• [What you are asked to do] State how many lines in the listing below include the word "Нажмите", and add nothing besides the number.

• [Extracted information]
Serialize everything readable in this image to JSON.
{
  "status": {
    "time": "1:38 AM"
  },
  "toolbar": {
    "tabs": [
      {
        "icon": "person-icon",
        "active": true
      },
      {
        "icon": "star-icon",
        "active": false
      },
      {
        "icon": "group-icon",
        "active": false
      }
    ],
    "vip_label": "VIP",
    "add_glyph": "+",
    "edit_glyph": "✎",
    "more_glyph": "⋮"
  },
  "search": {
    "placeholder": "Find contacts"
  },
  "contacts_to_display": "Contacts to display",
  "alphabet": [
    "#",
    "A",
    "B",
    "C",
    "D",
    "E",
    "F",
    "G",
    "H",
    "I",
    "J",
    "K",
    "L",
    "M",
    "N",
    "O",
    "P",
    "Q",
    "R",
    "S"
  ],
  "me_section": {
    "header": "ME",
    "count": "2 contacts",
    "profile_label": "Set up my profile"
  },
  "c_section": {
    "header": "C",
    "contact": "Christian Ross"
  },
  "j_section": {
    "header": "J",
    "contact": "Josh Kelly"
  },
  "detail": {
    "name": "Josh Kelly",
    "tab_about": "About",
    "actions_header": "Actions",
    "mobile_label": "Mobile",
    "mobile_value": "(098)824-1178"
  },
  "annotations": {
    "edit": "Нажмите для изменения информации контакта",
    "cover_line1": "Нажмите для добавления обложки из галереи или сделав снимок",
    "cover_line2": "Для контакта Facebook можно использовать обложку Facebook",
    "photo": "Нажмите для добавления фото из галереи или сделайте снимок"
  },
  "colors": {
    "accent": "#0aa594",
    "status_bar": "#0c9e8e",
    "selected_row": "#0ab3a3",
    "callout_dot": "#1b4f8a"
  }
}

• [Response to the exercise] 3